Challenge: List each line of the data in which the string "некоммерческим" appears.

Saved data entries
»»

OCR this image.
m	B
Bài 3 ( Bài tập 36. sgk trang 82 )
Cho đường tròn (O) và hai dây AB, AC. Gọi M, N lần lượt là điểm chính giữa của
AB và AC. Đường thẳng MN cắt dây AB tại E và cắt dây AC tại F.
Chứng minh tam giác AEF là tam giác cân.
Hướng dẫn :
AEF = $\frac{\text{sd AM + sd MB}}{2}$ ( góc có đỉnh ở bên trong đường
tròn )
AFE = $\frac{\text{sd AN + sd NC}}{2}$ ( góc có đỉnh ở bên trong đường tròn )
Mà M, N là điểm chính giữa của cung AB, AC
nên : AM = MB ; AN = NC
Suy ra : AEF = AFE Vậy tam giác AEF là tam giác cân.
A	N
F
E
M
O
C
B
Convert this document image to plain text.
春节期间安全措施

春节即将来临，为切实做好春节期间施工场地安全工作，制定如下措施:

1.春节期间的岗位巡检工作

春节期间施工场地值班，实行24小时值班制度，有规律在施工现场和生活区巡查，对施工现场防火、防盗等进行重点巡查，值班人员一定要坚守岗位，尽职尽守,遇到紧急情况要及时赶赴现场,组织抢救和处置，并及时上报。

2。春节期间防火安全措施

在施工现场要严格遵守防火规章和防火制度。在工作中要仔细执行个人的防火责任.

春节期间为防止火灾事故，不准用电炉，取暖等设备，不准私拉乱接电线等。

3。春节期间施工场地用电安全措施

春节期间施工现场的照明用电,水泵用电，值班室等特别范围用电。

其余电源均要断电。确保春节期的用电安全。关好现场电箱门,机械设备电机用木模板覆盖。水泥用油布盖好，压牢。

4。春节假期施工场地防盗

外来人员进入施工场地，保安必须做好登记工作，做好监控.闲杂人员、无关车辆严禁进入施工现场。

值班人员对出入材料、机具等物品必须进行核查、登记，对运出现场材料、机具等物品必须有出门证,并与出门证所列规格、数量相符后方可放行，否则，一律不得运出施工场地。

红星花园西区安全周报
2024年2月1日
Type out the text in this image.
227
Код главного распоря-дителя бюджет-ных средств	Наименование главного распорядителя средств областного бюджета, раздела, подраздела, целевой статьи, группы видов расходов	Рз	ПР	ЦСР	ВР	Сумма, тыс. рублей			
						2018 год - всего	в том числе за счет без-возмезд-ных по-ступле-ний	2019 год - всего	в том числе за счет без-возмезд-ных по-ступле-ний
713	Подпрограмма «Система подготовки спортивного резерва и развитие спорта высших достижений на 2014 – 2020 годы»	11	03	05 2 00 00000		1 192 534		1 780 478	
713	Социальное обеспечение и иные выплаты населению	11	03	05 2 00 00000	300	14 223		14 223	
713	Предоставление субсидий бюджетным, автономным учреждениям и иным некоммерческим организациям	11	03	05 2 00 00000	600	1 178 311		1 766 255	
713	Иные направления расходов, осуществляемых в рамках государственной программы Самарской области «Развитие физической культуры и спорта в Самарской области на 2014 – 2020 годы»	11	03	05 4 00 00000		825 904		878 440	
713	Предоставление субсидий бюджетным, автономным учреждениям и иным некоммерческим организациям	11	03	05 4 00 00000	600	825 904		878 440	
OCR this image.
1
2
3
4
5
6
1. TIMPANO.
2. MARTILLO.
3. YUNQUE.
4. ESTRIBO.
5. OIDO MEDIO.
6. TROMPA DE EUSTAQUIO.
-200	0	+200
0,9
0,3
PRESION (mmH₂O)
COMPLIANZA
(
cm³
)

««

Written response:
713	Предоставление субсидий бюджетным, автономным учреждениям и иным некоммерческим организациям	11	03	05 2 00 00000	600	1 178 311		1 766 255	
713	Предоставление субсидий бюджетным, автономным учреждениям и иным некоммерческим организациям	11	03	05 4 00 00000	600	825 904		878 440	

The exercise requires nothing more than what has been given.